=== Exercise goal ===
Every line below is to be quoted exactly, with nothing added or dropped.

Collection entries
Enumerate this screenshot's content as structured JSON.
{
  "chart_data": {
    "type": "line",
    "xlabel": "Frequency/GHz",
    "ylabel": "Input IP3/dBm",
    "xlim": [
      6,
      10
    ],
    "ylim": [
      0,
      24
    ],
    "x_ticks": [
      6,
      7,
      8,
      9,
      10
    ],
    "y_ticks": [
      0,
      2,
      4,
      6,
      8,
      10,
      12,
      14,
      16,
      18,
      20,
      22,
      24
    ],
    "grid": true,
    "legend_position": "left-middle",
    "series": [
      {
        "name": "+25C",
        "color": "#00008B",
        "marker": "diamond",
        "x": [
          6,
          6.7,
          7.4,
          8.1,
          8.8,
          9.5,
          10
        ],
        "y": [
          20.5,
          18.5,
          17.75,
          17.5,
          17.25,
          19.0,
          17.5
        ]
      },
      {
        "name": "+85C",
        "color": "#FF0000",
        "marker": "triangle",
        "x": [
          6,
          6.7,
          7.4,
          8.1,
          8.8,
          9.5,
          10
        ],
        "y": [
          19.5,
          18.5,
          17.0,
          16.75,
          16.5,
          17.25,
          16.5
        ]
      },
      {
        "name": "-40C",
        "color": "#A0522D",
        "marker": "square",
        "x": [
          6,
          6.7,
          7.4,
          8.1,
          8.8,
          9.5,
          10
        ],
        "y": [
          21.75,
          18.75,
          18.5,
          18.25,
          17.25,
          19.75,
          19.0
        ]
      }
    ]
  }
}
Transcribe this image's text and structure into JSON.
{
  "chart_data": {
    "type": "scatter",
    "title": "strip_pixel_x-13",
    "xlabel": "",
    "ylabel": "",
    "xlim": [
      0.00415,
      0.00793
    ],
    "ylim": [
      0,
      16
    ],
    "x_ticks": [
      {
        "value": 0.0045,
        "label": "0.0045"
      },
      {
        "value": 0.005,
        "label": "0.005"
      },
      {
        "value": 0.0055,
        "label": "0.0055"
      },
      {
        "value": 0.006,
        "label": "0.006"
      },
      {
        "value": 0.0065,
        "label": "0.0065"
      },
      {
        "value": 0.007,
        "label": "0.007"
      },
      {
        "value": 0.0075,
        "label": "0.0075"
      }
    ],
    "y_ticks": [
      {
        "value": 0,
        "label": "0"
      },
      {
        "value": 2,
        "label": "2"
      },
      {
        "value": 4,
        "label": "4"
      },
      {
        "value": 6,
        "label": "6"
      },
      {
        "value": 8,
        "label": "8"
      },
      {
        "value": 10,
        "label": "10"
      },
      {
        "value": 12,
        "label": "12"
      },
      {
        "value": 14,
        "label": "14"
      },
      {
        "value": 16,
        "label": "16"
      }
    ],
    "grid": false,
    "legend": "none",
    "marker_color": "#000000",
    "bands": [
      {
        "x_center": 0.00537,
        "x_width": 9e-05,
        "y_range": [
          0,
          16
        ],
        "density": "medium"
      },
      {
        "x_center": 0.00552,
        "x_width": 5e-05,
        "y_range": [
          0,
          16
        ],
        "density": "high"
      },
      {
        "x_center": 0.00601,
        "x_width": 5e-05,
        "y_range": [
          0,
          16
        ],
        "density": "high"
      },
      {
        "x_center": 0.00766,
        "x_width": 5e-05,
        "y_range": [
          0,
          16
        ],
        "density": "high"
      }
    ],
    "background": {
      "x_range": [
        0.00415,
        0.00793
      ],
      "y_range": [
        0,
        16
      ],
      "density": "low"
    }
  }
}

=== Written response ===
Enumerate this screenshot's content as structured JSON.
{
  "chart_data": {
    "type": "line",
    "xlabel": "Frequency/GHz",
    "ylabel": "Input IP3/dBm",
    "xlim": [
      6,
      10
    ],
    "ylim": [
      0,
      24
    ],
    "x_ticks": [
      6,
      7,
      8,
      9,
      10
    ],
    "y_ticks": [
      0,
      2,
      4,
      6,
      8,
      10,
      12,
      14,
      16,
      18,
      20,
      22,
      24
    ],
    "grid": true,
    "legend_position": "left-middle",
    "series": [
      {
        "name": "+25C",
        "color": "#00008B",
        "marker": "diamond",
        "x": [
          6,
          6.7,
          7.4,
          8.1,
          8.8,
          9.5,
          10
        ],
        "y": [
          20.5,
          18.5,
          17.75,
          17.5,
          17.25,
          19.0,
          17.5
        ]
      },
      {
        "name": "+85C",
        "color": "#FF0000",
        "marker": "triangle",
        "x": [
          6,
          6.7,
          7.4,
          8.1,
          8.8,
          9.5,
          10
        ],
        "y": [
          19.5,
          18.5,
          17.0,
          16.75,
          16.5,
          17.25,
          16.5
        ]
      },
      {
        "name": "-40C",
        "color": "#A0522D",
        "marker": "square",
        "x": [
          6,
          6.7,
          7.4,
          8.1,
          8.8,
          9.5,
          10
        ],
        "y": [
          21.75,
          18.75,
          18.5,
          18.25,
          17.25,
          19.75,
          19.0
        ]
      }
    ]
  }
}
Transcribe this image's text and structure into JSON.
{
  "chart_data": {
    "type": "scatter",
    "title": "strip_pixel_x-13",
    "xlabel": "",
    "ylabel": "",
    "xlim": [
      0.00415,
      0.00793
    ],
    "ylim": [
      0,
      16
    ],
    "x_ticks": [
      {
        "value": 0.0045,
        "label": "0.0045"
      },
      {
        "value": 0.005,
        "label": "0.005"
      },
      {
        "value": 0.0055,
        "label": "0.0055"
      },
      {
        "value": 0.006,
        "label": "0.006"
      },
      {
        "value": 0.0065,
        "label": "0.0065"
      },
      {
        "value": 0.007,
        "label": "0.007"
      },
      {
        "value": 0.0075,
        "label": "0.0075"
      }
    ],
    "y_ticks": [
      {
        "value": 0,
        "label": "0"
      },
      {
        "value": 2,
        "label": "2"
      },
      {
        "value": 4,
        "label": "4"
      },
      {
        "value": 6,
        "label": "6"
      },
      {
        "value": 8,
        "label": "8"
      },
      {
        "value": 10,
        "label": "10"
      },
      {
        "value": 12,
        "label": "12"
      },
      {
        "value": 14,
        "label": "14"
      },
      {
        "value": 16,
        "label": "16"
      }
    ],
    "grid": false,
    "legend": "none",
    "marker_color": "#000000",
    "bands": [
      {
        "x_center": 0.00537,
        "x_width": 9e-05,
        "y_range": [
          0,
          16
        ],
        "density": "medium"
      },
      {
        "x_center": 0.00552,
        "x_width": 5e-05,
        "y_range": [
          0,
          16
        ],
        "density": "high"
      },
      {
        "x_center": 0.00601,
        "x_width": 5e-05,
        "y_range": [
          0,
          16
        ],
        "density": "high"
      },
      {
        "x_center": 0.00766,
        "x_width": 5e-05,
        "y_range": [
          0,
          16
        ],
        "density": "high"
      }
    ],
    "background": {
      "x_range": [
        0.00415,
        0.00793
      ],
      "y_range": [
        0,
        16
      ],
      "density": "low"
    }
  }
}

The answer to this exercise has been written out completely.